--- start of RECORDS TO PROCESS ---

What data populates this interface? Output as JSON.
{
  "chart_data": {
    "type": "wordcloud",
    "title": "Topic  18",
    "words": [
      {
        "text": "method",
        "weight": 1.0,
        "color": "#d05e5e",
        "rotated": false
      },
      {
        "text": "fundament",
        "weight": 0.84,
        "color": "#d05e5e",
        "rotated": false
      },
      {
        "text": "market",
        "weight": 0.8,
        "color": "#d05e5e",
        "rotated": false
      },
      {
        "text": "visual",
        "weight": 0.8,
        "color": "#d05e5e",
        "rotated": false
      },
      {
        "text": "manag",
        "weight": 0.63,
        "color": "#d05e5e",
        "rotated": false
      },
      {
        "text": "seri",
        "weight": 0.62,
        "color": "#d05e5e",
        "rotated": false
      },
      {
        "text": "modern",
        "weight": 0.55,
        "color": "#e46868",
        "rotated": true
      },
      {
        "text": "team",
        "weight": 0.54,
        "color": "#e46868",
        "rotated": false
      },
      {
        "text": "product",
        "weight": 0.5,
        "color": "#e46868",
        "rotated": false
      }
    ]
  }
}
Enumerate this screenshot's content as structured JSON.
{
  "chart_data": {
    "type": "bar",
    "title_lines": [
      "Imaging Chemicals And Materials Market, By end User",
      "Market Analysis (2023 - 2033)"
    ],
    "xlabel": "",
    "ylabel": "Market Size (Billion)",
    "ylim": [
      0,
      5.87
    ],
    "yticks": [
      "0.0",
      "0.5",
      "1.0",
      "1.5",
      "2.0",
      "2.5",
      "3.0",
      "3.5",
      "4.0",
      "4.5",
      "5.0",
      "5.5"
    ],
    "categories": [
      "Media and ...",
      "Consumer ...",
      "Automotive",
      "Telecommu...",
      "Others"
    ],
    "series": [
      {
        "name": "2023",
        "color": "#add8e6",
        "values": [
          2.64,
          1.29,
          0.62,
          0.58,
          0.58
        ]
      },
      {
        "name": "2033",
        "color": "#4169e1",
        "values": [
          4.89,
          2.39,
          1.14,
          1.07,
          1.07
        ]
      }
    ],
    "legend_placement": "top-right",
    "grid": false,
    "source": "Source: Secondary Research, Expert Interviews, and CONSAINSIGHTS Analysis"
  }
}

--- end of RECORDS TO PROCESS ---

▶ [THE EXERCISE]:
Using the data above, reproduce every line exactly.

▶ [OUTPUT OF THE EXERCISE]:
What data populates this interface? Output as JSON.
{
  "chart_data": {
    "type": "wordcloud",
    "title": "Topic  18",
    "words": [
      {
        "text": "method",
        "weight": 1.0,
        "color": "#d05e5e",
        "rotated": false
      },
      {
        "text": "fundament",
        "weight": 0.84,
        "color": "#d05e5e",
        "rotated": false
      },
      {
        "text": "market",
        "weight": 0.8,
        "color": "#d05e5e",
        "rotated": false
      },
      {
        "text": "visual",
        "weight": 0.8,
        "color": "#d05e5e",
        "rotated": false
      },
      {
        "text": "manag",
        "weight": 0.63,
        "color": "#d05e5e",
        "rotated": false
      },
      {
        "text": "seri",
        "weight": 0.62,
        "color": "#d05e5e",
        "rotated": false
      },
      {
        "text": "modern",
        "weight": 0.55,
        "color": "#e46868",
        "rotated": true
      },
      {
        "text": "team",
        "weight": 0.54,
        "color": "#e46868",
        "rotated": false
      },
      {
        "text": "product",
        "weight": 0.5,
        "color": "#e46868",
        "rotated": false
      }
    ]
  }
}
Enumerate this screenshot's content as structured JSON.
{
  "chart_data": {
    "type": "bar",
    "title_lines": [
      "Imaging Chemicals And Materials Market, By end User",
      "Market Analysis (2023 - 2033)"
    ],
    "xlabel": "",
    "ylabel": "Market Size (Billion)",
    "ylim": [
      0,
      5.87
    ],
    "yticks": [
      "0.0",
      "0.5",
      "1.0",
      "1.5",
      "2.0",
      "2.5",
      "3.0",
      "3.5",
      "4.0",
      "4.5",
      "5.0",
      "5.5"
    ],
    "categories": [
      "Media and ...",
      "Consumer ...",
      "Automotive",
      "Telecommu...",
      "Others"
    ],
    "series": [
      {
        "name": "2023",
        "color": "#add8e6",
        "values": [
          2.64,
          1.29,
          0.62,
          0.58,
          0.58
        ]
      },
      {
        "name": "2033",
        "color": "#4169e1",
        "values": [
          4.89,
          2.39,
          1.14,
          1.07,
          1.07
        ]
      }
    ],
    "legend_placement": "top-right",
    "grid": false,
    "source": "Source: Secondary Research, Expert Interviews, and CONSAINSIGHTS Analysis"
  }
}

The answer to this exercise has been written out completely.